━━━ PROVIDED DATA ━━━
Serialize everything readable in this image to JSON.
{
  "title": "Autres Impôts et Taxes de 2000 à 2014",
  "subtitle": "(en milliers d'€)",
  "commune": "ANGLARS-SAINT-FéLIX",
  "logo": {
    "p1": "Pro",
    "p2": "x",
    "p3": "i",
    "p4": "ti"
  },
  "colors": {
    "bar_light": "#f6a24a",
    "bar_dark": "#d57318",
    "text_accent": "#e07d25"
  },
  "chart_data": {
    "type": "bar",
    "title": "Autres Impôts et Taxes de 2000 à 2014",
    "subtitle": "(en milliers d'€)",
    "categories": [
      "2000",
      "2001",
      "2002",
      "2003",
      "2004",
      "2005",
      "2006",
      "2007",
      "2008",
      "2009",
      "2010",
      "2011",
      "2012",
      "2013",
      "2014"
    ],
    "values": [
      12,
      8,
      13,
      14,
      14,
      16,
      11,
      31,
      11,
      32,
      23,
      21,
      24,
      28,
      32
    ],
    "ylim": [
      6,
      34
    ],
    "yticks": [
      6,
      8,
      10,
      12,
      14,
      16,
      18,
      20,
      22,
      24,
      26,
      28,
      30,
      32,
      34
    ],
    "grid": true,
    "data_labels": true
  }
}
━━━
━━━ PROVIDED DATA ━━━
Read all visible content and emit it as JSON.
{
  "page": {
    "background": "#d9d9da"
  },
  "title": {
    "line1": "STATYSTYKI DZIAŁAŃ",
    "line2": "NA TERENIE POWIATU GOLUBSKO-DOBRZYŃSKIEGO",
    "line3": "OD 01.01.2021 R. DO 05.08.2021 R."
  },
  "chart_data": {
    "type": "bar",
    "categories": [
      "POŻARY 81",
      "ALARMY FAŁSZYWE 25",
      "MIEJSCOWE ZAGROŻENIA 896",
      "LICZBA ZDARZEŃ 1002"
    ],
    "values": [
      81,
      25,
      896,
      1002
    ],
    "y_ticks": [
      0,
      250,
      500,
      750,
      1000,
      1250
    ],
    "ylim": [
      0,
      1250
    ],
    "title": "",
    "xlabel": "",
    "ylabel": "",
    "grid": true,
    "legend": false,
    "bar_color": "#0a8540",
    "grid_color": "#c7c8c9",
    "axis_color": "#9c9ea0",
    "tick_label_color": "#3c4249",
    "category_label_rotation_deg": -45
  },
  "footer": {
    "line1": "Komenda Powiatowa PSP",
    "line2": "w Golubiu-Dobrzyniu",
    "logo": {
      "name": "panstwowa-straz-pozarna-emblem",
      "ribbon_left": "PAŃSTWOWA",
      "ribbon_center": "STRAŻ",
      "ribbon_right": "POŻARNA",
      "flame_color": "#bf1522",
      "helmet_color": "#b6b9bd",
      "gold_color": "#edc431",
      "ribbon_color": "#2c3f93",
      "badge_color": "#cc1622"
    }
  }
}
━━━
Above are lines of data; state how many of them contain the word "subtitle", with no other output.

| OUTPUT BELOW |
2